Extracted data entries
-- start --

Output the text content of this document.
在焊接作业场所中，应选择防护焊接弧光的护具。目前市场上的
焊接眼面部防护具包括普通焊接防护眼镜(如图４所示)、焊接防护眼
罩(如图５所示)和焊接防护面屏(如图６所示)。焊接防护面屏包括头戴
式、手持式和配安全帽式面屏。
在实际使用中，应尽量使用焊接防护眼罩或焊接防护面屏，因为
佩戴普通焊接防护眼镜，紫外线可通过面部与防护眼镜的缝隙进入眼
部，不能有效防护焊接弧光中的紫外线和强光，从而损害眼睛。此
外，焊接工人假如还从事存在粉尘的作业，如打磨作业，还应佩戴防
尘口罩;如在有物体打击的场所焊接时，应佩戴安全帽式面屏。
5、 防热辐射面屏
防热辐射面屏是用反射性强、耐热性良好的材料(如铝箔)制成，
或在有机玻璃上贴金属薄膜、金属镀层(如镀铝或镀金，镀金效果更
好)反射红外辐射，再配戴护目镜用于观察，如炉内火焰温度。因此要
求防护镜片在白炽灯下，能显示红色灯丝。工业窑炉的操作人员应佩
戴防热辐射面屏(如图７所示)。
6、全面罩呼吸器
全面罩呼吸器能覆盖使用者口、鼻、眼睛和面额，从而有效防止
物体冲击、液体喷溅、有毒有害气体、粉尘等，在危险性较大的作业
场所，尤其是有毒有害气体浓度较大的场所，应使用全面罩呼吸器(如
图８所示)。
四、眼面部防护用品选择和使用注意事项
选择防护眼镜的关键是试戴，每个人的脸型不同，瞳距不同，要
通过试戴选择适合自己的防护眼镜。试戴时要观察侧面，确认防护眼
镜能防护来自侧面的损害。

-- end --

#### [Task objective]
Exactly as written, please output every entry.

#### [Result below]
Output the text content of this document.
在焊接作业场所中，应选择防护焊接弧光的护具。目前市场上的
焊接眼面部防护具包括普通焊接防护眼镜(如图４所示)、焊接防护眼
罩(如图５所示)和焊接防护面屏(如图６所示)。焊接防护面屏包括头戴
式、手持式和配安全帽式面屏。
在实际使用中，应尽量使用焊接防护眼罩或焊接防护面屏，因为
佩戴普通焊接防护眼镜，紫外线可通过面部与防护眼镜的缝隙进入眼
部，不能有效防护焊接弧光中的紫外线和强光，从而损害眼睛。此
外，焊接工人假如还从事存在粉尘的作业，如打磨作业，还应佩戴防
尘口罩;如在有物体打击的场所焊接时，应佩戴安全帽式面屏。
5、 防热辐射面屏
防热辐射面屏是用反射性强、耐热性良好的材料(如铝箔)制成，
或在有机玻璃上贴金属薄膜、金属镀层(如镀铝或镀金，镀金效果更
好)反射红外辐射，再配戴护目镜用于观察，如炉内火焰温度。因此要
求防护镜片在白炽灯下，能显示红色灯丝。工业窑炉的操作人员应佩
戴防热辐射面屏(如图７所示)。
6、全面罩呼吸器
全面罩呼吸器能覆盖使用者口、鼻、眼睛和面额，从而有效防止
物体冲击、液体喷溅、有毒有害气体、粉尘等，在危险性较大的作业
场所，尤其是有毒有害气体浓度较大的场所，应使用全面罩呼吸器(如
图８所示)。
四、眼面部防护用品选择和使用注意事项
选择防护眼镜的关键是试戴，每个人的脸型不同，瞳距不同，要
通过试戴选择适合自己的防护眼镜。试戴时要观察侧面，确认防护眼
镜能防护来自侧面的损害。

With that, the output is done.